> **YOUR INSTRUCTIONS**: Copy all lines in which the word "title" can be found.

# start of RECORDS FOR PROCESSING

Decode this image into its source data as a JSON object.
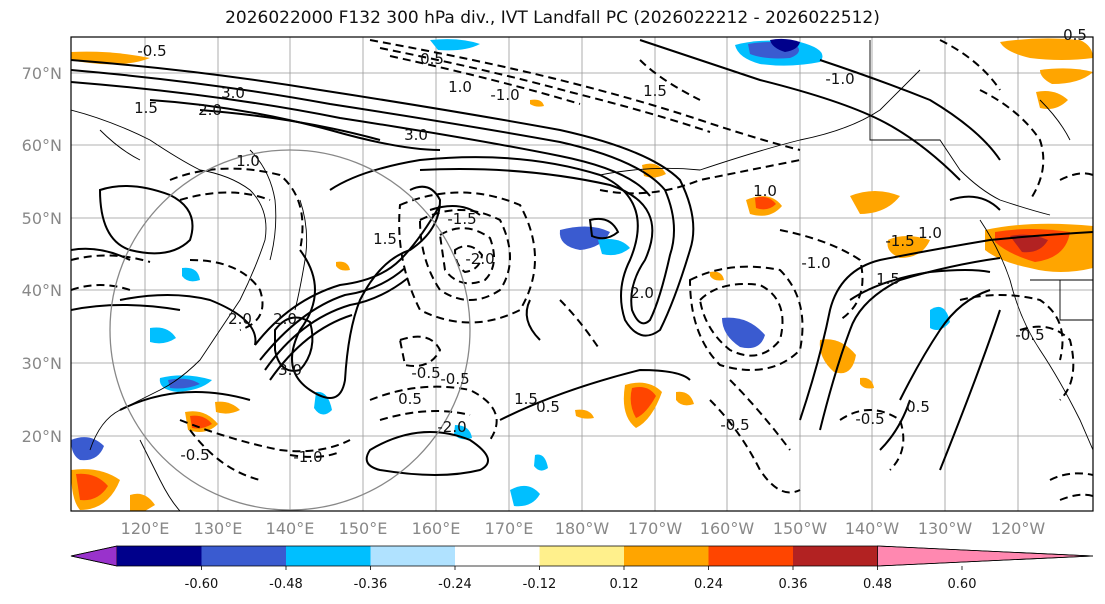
{
  "title": "2026022000 F132 300 hPa div., IVT Landfall PC (2026022212 - 2026022512)",
  "map": {
    "lat_labels": [
      "70°N",
      "60°N",
      "50°N",
      "40°N",
      "30°N",
      "20°N"
    ],
    "lon_labels": [
      "120°E",
      "130°E",
      "140°E",
      "150°E",
      "160°E",
      "170°E",
      "180°W",
      "170°W",
      "160°W",
      "150°W",
      "140°W",
      "130°W",
      "120°W"
    ],
    "contour_labels": [
      "-0.5",
      "0.5",
      "1.5",
      "2.0",
      "3.0",
      "1.0",
      "-1.0",
      "1.5",
      "3.0",
      "-1.5",
      "-2.0",
      "-0.5",
      "0.5",
      "2.0",
      "-0.5",
      "-1.0",
      "1.0",
      "3.0",
      "-2.0",
      "-1.0",
      "-0.5",
      "1.5",
      "1.0",
      "-1.5",
      "1.5",
      "2.0",
      "-0.5",
      "0.5",
      "-0.5",
      "1.0",
      "2.0",
      "-1.0",
      "0.5",
      "-0.5",
      "1.5",
      "0.5"
    ]
  },
  "colorbar": {
    "colors": [
      "#9932cc",
      "#00008b",
      "#3a5bd0",
      "#00bfff",
      "#b0e2ff",
      "#ffffff",
      "#fff08c",
      "#ffa500",
      "#ff4500",
      "#b22222",
      "#ff88b0"
    ],
    "tick_labels": [
      "-0.60",
      "-0.48",
      "-0.36",
      "-0.24",
      "-0.12",
      "0.12",
      "0.24",
      "0.36",
      "0.48",
      "0.60"
    ]
  }
}
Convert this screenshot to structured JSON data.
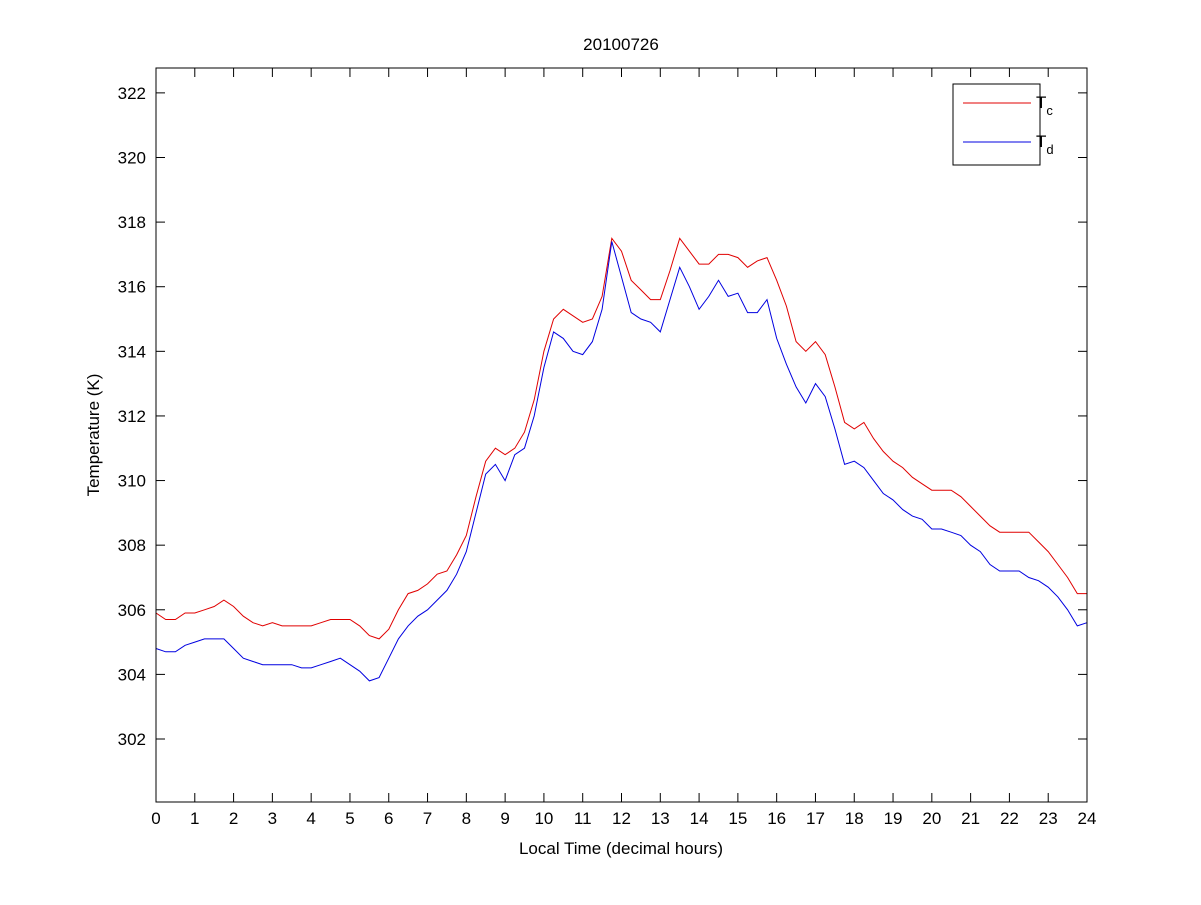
{
  "chart_data": {
    "type": "line",
    "title": "20100726",
    "xlabel": "Local Time (decimal hours)",
    "ylabel": "Temperature (K)",
    "xlim": [
      0,
      24
    ],
    "ylim": [
      300.05,
      322.77
    ],
    "xticks": [
      0,
      1,
      2,
      3,
      4,
      5,
      6,
      7,
      8,
      9,
      10,
      11,
      12,
      13,
      14,
      15,
      16,
      17,
      18,
      19,
      20,
      21,
      22,
      23,
      24
    ],
    "yticks": [
      302,
      304,
      306,
      308,
      310,
      312,
      314,
      316,
      318,
      320,
      322
    ],
    "grid": false,
    "legend_position": "top-right",
    "x_step": 0.25,
    "series": [
      {
        "name": "T",
        "subscript": "c",
        "color": "#e00000",
        "values": [
          305.9,
          305.7,
          305.7,
          305.9,
          305.9,
          306.0,
          306.1,
          306.3,
          306.1,
          305.8,
          305.6,
          305.5,
          305.6,
          305.5,
          305.5,
          305.5,
          305.5,
          305.6,
          305.7,
          305.7,
          305.7,
          305.5,
          305.2,
          305.1,
          305.4,
          306.0,
          306.5,
          306.6,
          306.8,
          307.1,
          307.2,
          307.7,
          308.3,
          309.5,
          310.6,
          311.0,
          310.8,
          311.0,
          311.5,
          312.5,
          314.0,
          315.0,
          315.3,
          315.1,
          314.9,
          315.0,
          315.7,
          317.5,
          317.1,
          316.2,
          315.9,
          315.6,
          315.6,
          316.5,
          317.5,
          317.1,
          316.7,
          316.7,
          317.0,
          317.0,
          316.9,
          316.6,
          316.8,
          316.9,
          316.2,
          315.4,
          314.3,
          314.0,
          314.3,
          313.9,
          312.9,
          311.8,
          311.6,
          311.8,
          311.3,
          310.9,
          310.6,
          310.4,
          310.1,
          309.9,
          309.7,
          309.7,
          309.7,
          309.5,
          309.2,
          308.9,
          308.6,
          308.4,
          308.4,
          308.4,
          308.4,
          308.1,
          307.8,
          307.4,
          307.0,
          306.5,
          306.5
        ]
      },
      {
        "name": "T",
        "subscript": "d",
        "color": "#0000e0",
        "values": [
          304.8,
          304.7,
          304.7,
          304.9,
          305.0,
          305.1,
          305.1,
          305.1,
          304.8,
          304.5,
          304.4,
          304.3,
          304.3,
          304.3,
          304.3,
          304.2,
          304.2,
          304.3,
          304.4,
          304.5,
          304.3,
          304.1,
          303.8,
          303.9,
          304.5,
          305.1,
          305.5,
          305.8,
          306.0,
          306.3,
          306.6,
          307.1,
          307.8,
          309.0,
          310.2,
          310.5,
          310.0,
          310.8,
          311.0,
          312.0,
          313.5,
          314.6,
          314.4,
          314.0,
          313.9,
          314.3,
          315.3,
          317.4,
          316.3,
          315.2,
          315.0,
          314.9,
          314.6,
          315.6,
          316.6,
          316.0,
          315.3,
          315.7,
          316.2,
          315.7,
          315.8,
          315.2,
          315.2,
          315.6,
          314.4,
          313.6,
          312.9,
          312.4,
          313.0,
          312.6,
          311.6,
          310.5,
          310.6,
          310.4,
          310.0,
          309.6,
          309.4,
          309.1,
          308.9,
          308.8,
          308.5,
          308.5,
          308.4,
          308.3,
          308.0,
          307.8,
          307.4,
          307.2,
          307.2,
          307.2,
          307.0,
          306.9,
          306.7,
          306.4,
          306.0,
          305.5,
          305.6
        ]
      }
    ]
  }
}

# end of RECORDS FOR PROCESSING

> **WRITTEN ANSWER**:
  "title": "2026022000 F132 300 hPa div., IVT Landfall PC (2026022212 - 2026022512)",
    "title": "20100726",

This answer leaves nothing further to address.